**Problem statement:** Collect all lines containing the word "Diffuse" from the data.

** START OF Record extracts **

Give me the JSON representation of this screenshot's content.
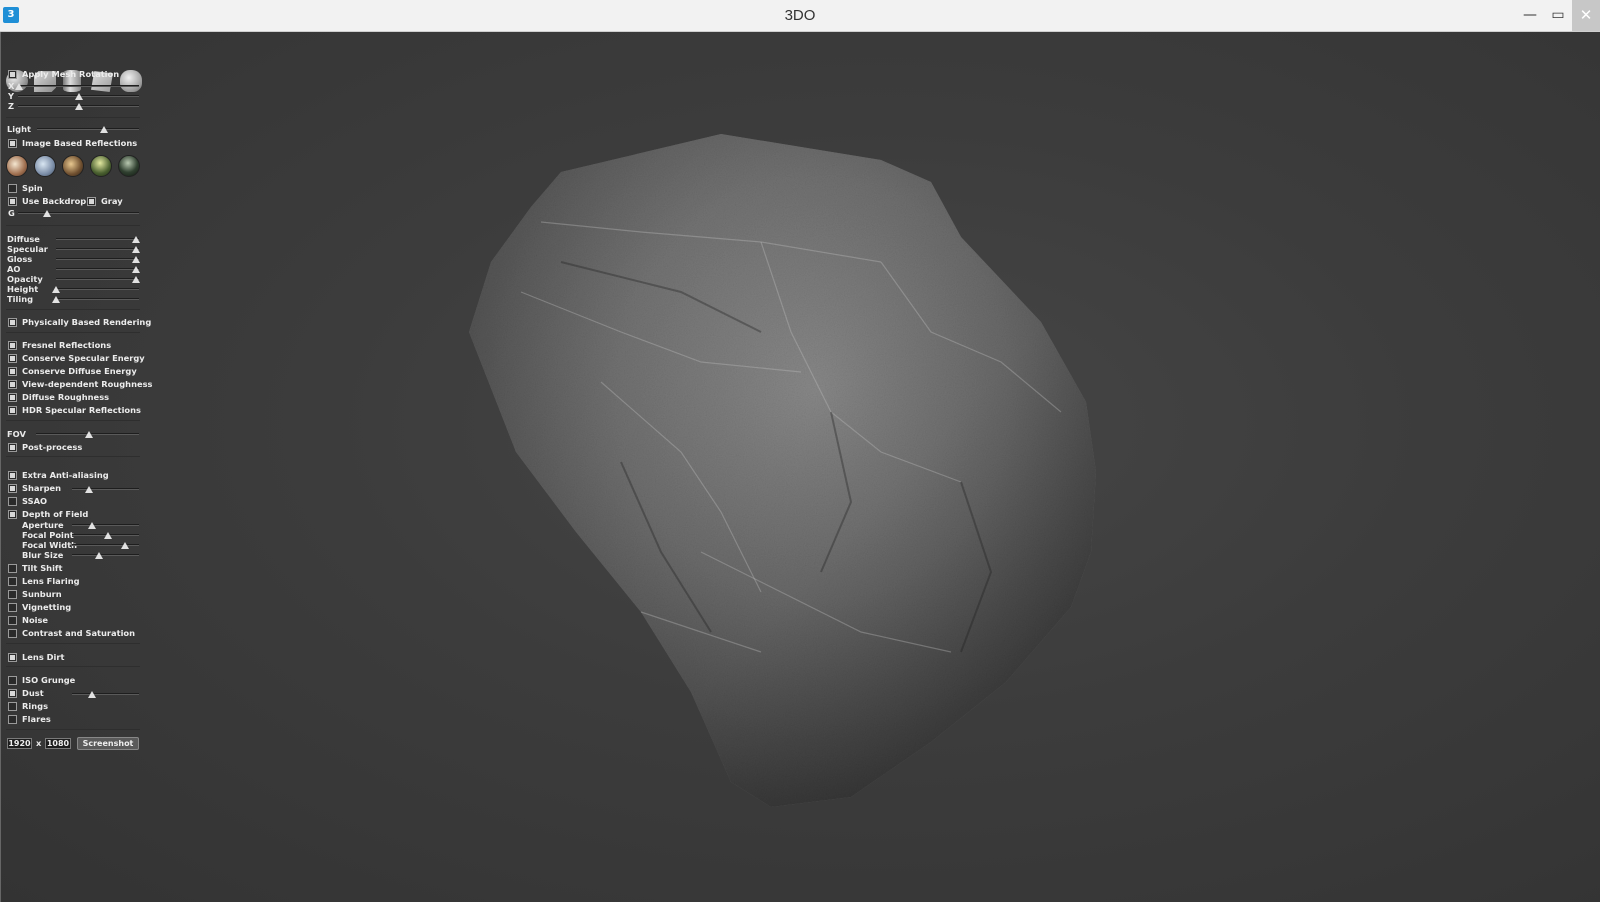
{
  "window": {
    "title": "3DO",
    "app_icon_glyph": "3",
    "minimize": "—",
    "maximize": "▭",
    "close": "✕"
  },
  "shapes": [
    "sphere-icon",
    "cube-icon",
    "cylinder-icon",
    "plane-icon",
    "head-icon"
  ],
  "mesh_rotation": {
    "label": "Apply Mesh Rotation",
    "checked": true,
    "x_label": "X",
    "y_label": "Y",
    "z_label": "Z",
    "x": 0.0,
    "y": 0.5,
    "z": 0.5
  },
  "light": {
    "label": "Light",
    "value": 0.65
  },
  "ibr": {
    "label": "Image Based Reflections",
    "checked": true,
    "envs": [
      "env-warm-sky",
      "env-cool-sky",
      "env-sunset",
      "env-forest",
      "env-night"
    ]
  },
  "spin": {
    "label": "Spin",
    "checked": false
  },
  "backdrop": {
    "label": "Use Backdrop",
    "checked": true,
    "gray_label": "Gray",
    "gray_checked": true,
    "g_label": "G",
    "g_value": 0.25
  },
  "material": [
    {
      "label": "Diffuse",
      "value": 1.0
    },
    {
      "label": "Specular",
      "value": 1.0
    },
    {
      "label": "Gloss",
      "value": 1.0
    },
    {
      "label": "AO",
      "value": 1.0
    },
    {
      "label": "Opacity",
      "value": 1.0
    },
    {
      "label": "Height",
      "value": 0.0
    },
    {
      "label": "Tiling",
      "value": 0.0
    }
  ],
  "pbr": {
    "label": "Physically Based Rendering",
    "checked": true
  },
  "pbr_options": [
    {
      "label": "Fresnel Reflections",
      "checked": true
    },
    {
      "label": "Conserve Specular Energy",
      "checked": true
    },
    {
      "label": "Conserve Diffuse Energy",
      "checked": true
    },
    {
      "label": "View-dependent Roughness",
      "checked": true
    },
    {
      "label": "Diffuse Roughness",
      "checked": true
    },
    {
      "label": "HDR Specular Reflections",
      "checked": true
    }
  ],
  "fov": {
    "label": "FOV",
    "value": 0.5
  },
  "postprocess": {
    "label": "Post-process",
    "checked": true
  },
  "post": {
    "extra_aa": {
      "label": "Extra Anti-aliasing",
      "checked": true
    },
    "sharpen": {
      "label": "Sharpen",
      "checked": true,
      "value": 0.25
    },
    "ssao": {
      "label": "SSAO",
      "checked": false
    },
    "dof": {
      "label": "Depth of Field",
      "checked": true
    },
    "dof_params": [
      {
        "label": "Aperture",
        "value": 0.3
      },
      {
        "label": "Focal Point",
        "value": 0.55
      },
      {
        "label": "Focal Width",
        "value": 0.8
      },
      {
        "label": "Blur Size",
        "value": 0.4
      }
    ],
    "effects": [
      {
        "label": "Tilt Shift",
        "checked": false
      },
      {
        "label": "Lens Flaring",
        "checked": false
      },
      {
        "label": "Sunburn",
        "checked": false
      },
      {
        "label": "Vignetting",
        "checked": false
      },
      {
        "label": "Noise",
        "checked": false
      },
      {
        "label": "Contrast and Saturation",
        "checked": false
      }
    ]
  },
  "lens_dirt": {
    "label": "Lens Dirt",
    "checked": true
  },
  "grunge": {
    "iso": {
      "label": "ISO Grunge",
      "checked": false
    },
    "dust": {
      "label": "Dust",
      "checked": true,
      "value": 0.3
    },
    "rings": {
      "label": "Rings",
      "checked": false
    },
    "flares": {
      "label": "Flares",
      "checked": false
    }
  },
  "screenshot": {
    "width": "1920",
    "x_label": "x",
    "height": "1080",
    "button": "Screenshot"
  }
}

** END OF Record extracts **

**Written response:**
      "label": "Diffuse",
      "label": "Conserve Diffuse Energy",
      "label": "Diffuse Roughness",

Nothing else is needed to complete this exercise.